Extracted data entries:
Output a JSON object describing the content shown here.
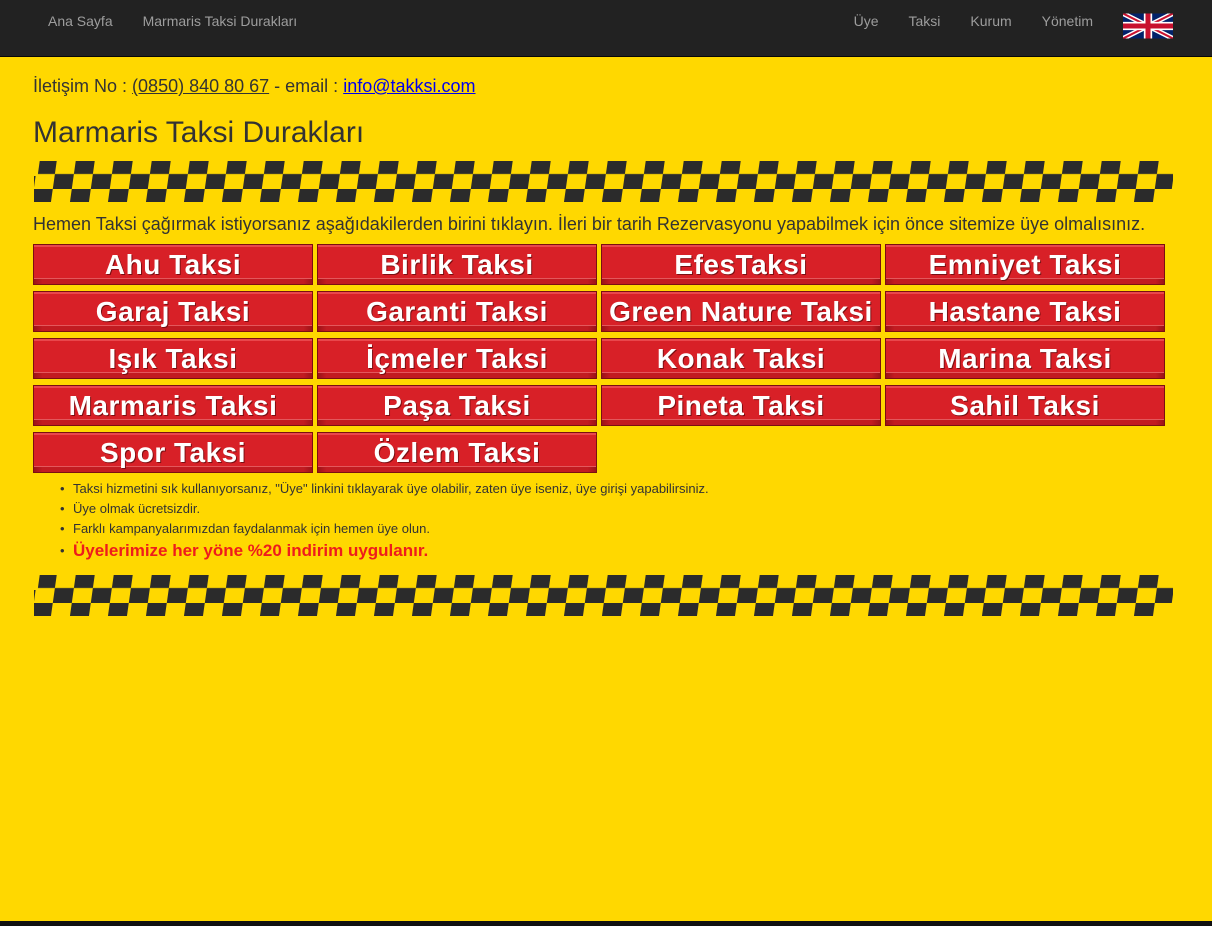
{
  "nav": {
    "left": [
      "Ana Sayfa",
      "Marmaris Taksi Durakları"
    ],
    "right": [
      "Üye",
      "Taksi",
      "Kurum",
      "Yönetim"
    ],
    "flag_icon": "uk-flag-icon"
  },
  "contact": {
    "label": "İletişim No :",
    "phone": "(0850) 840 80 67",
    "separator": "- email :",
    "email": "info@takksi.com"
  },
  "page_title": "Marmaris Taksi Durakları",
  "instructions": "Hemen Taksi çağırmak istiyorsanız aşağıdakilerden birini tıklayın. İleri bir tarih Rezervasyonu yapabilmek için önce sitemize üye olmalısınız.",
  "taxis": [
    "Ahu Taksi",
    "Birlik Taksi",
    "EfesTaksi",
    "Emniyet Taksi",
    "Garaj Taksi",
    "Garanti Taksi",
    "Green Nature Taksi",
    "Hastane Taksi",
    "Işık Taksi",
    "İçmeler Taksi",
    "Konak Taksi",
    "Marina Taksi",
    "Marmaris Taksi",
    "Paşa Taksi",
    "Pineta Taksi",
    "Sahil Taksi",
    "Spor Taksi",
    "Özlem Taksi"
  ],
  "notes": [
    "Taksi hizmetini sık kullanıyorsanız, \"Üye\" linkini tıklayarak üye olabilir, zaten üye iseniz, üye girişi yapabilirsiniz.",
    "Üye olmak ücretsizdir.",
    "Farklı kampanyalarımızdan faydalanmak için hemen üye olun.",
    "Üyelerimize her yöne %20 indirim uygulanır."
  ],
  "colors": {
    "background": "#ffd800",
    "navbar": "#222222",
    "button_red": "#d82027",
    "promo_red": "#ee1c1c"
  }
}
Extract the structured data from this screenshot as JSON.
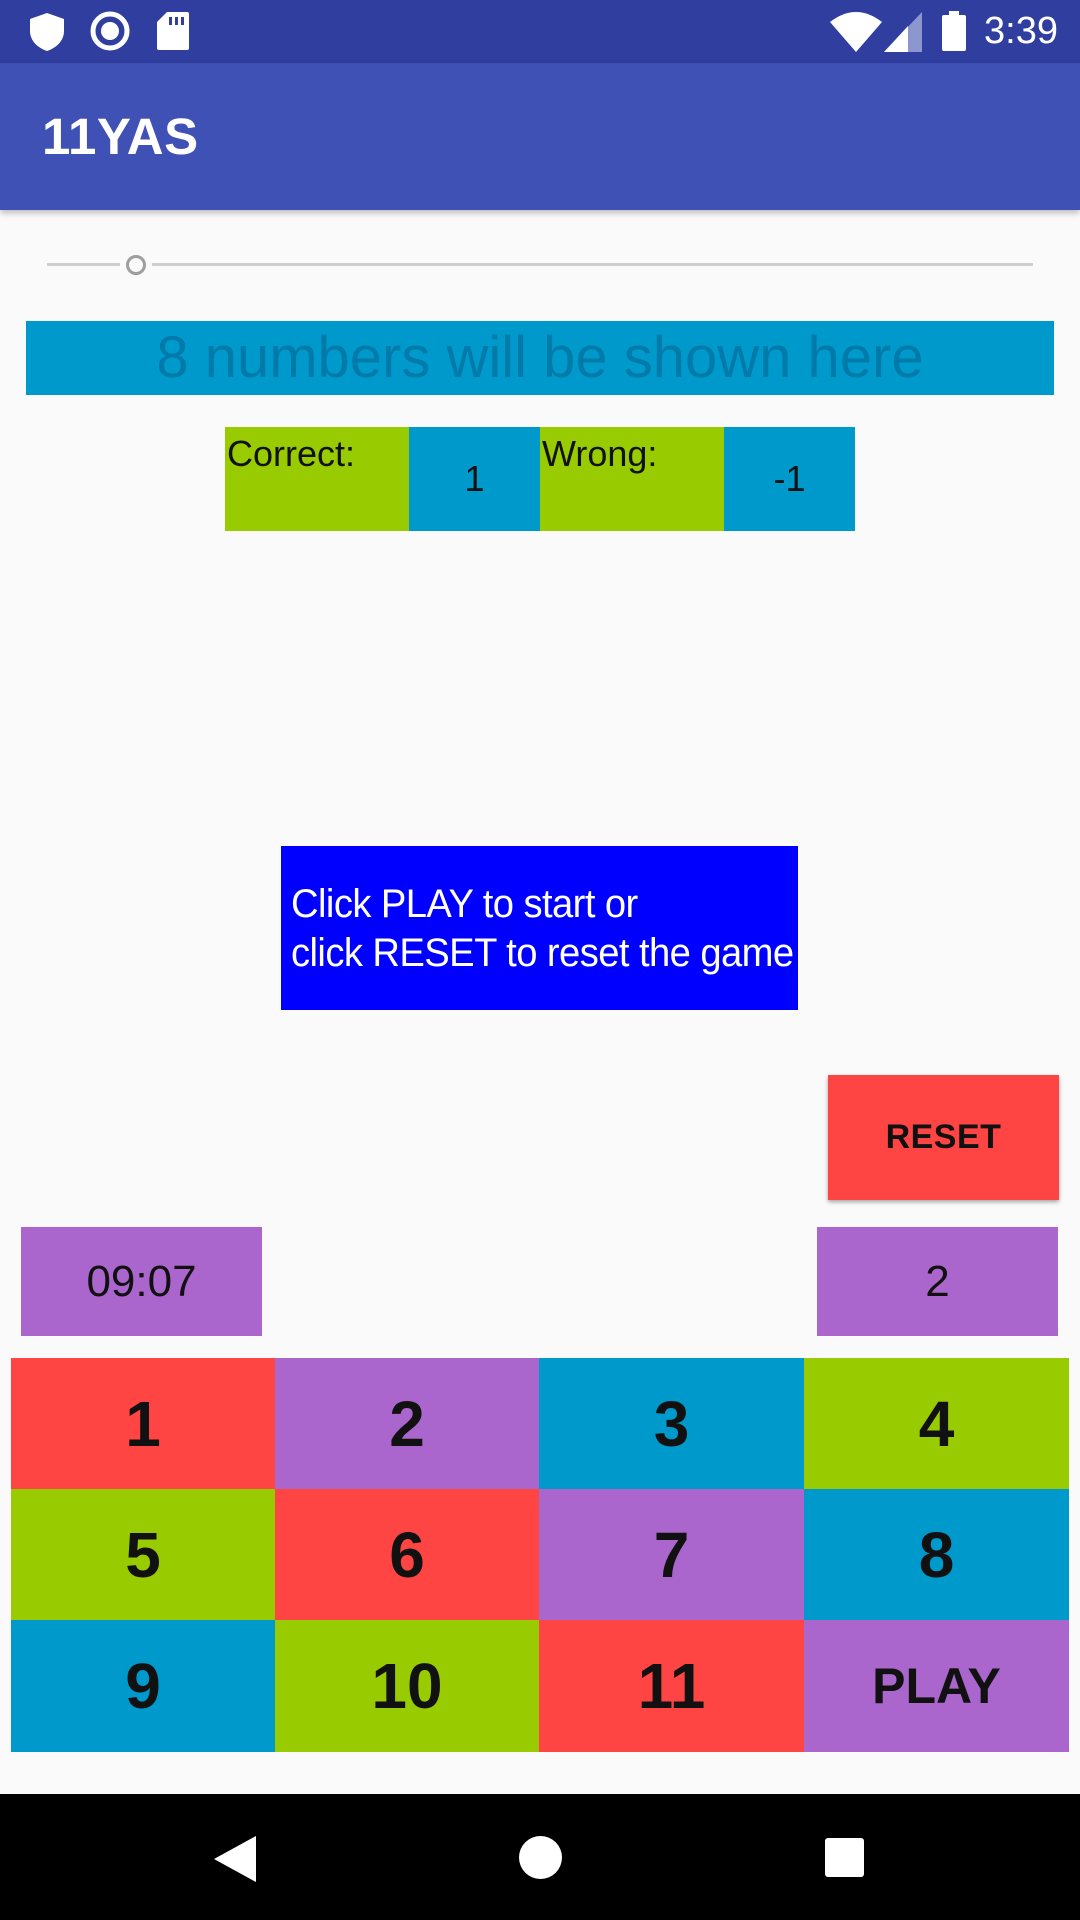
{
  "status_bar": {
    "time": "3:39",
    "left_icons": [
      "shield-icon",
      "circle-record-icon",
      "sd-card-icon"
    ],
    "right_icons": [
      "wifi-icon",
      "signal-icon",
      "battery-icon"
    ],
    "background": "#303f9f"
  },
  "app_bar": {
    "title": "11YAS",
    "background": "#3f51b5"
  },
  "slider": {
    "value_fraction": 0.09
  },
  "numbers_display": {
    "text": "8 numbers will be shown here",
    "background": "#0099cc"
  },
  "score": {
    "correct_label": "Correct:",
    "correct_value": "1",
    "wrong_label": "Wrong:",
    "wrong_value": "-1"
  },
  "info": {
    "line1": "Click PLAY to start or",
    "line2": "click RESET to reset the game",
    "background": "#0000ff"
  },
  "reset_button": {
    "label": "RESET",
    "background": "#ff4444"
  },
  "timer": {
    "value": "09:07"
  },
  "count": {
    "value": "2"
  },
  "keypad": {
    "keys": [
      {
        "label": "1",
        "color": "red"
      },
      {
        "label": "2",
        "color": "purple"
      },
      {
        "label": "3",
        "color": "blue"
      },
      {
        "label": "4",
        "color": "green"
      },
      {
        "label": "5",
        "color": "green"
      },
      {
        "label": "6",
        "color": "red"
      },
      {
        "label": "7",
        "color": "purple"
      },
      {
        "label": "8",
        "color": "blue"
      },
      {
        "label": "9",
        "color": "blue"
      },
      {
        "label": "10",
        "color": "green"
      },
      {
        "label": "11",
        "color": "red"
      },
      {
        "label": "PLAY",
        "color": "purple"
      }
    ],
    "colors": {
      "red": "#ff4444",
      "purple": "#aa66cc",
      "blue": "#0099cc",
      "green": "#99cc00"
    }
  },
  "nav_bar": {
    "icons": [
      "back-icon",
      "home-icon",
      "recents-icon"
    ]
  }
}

# Problem to work on:
Print the complete listing exactly as it stands, without its pictures.

# Complete output:
Output a JSON object describing the content shown here.
{
  "nav": {
    "left": [
      "Ana Sayfa",
      "Marmaris Taksi Durakları"
    ],
    "right": [
      "Üye",
      "Taksi",
      "Kurum",
      "Yönetim"
    ],
    "flag_icon": "uk-flag-icon"
  },
  "contact": {
    "label": "İletişim No :",
    "phone": "(0850) 840 80 67",
    "separator": "- email :",
    "email": "info@takksi.com"
  },
  "page_title": "Marmaris Taksi Durakları",
  "instructions": "Hemen Taksi çağırmak istiyorsanız aşağıdakilerden birini tıklayın. İleri bir tarih Rezervasyonu yapabilmek için önce sitemize üye olmalısınız.",
  "taxis": [
    "Ahu Taksi",
    "Birlik Taksi",
    "EfesTaksi",
    "Emniyet Taksi",
    "Garaj Taksi",
    "Garanti Taksi",
    "Green Nature Taksi",
    "Hastane Taksi",
    "Işık Taksi",
    "İçmeler Taksi",
    "Konak Taksi",
    "Marina Taksi",
    "Marmaris Taksi",
    "Paşa Taksi",
    "Pineta Taksi",
    "Sahil Taksi",
    "Spor Taksi",
    "Özlem Taksi"
  ],
  "notes": [
    "Taksi hizmetini sık kullanıyorsanız, \"Üye\" linkini tıklayarak üye olabilir, zaten üye iseniz, üye girişi yapabilirsiniz.",
    "Üye olmak ücretsizdir.",
    "Farklı kampanyalarımızdan faydalanmak için hemen üye olun.",
    "Üyelerimize her yöne %20 indirim uygulanır."
  ],
  "colors": {
    "background": "#ffd800",
    "navbar": "#222222",
    "button_red": "#d82027",
    "promo_red": "#ee1c1c"
  }
}
Extract the structured data from this screenshot as JSON.
{
  "status_bar": {
    "time": "3:39",
    "left_icons": [
      "shield-icon",
      "circle-record-icon",
      "sd-card-icon"
    ],
    "right_icons": [
      "wifi-icon",
      "signal-icon",
      "battery-icon"
    ],
    "background": "#303f9f"
  },
  "app_bar": {
    "title": "11YAS",
    "background": "#3f51b5"
  },
  "slider": {
    "value_fraction": 0.09
  },
  "numbers_display": {
    "text": "8 numbers will be shown here",
    "background": "#0099cc"
  },
  "score": {
    "correct_label": "Correct:",
    "correct_value": "1",
    "wrong_label": "Wrong:",
    "wrong_value": "-1"
  },
  "info": {
    "line1": "Click PLAY to start or",
    "line2": "click RESET to reset the game",
    "background": "#0000ff"
  },
  "reset_button": {
    "label": "RESET",
    "background": "#ff4444"
  },
  "timer": {
    "value": "09:07"
  },
  "count": {
    "value": "2"
  },
  "keypad": {
    "keys": [
      {
        "label": "1",
        "color": "red"
      },
      {
        "label": "2",
        "color": "purple"
      },
      {
        "label": "3",
        "color": "blue"
      },
      {
        "label": "4",
        "color": "green"
      },
      {
        "label": "5",
        "color": "green"
      },
      {
        "label": "6",
        "color": "red"
      },
      {
        "label": "7",
        "color": "purple"
      },
      {
        "label": "8",
        "color": "blue"
      },
      {
        "label": "9",
        "color": "blue"
      },
      {
        "label": "10",
        "color": "green"
      },
      {
        "label": "11",
        "color": "red"
      },
      {
        "label": "PLAY",
        "color": "purple"
      }
    ],
    "colors": {
      "red": "#ff4444",
      "purple": "#aa66cc",
      "blue": "#0099cc",
      "green": "#99cc00"
    }
  },
  "nav_bar": {
    "icons": [
      "back-icon",
      "home-icon",
      "recents-icon"
    ]
  }
}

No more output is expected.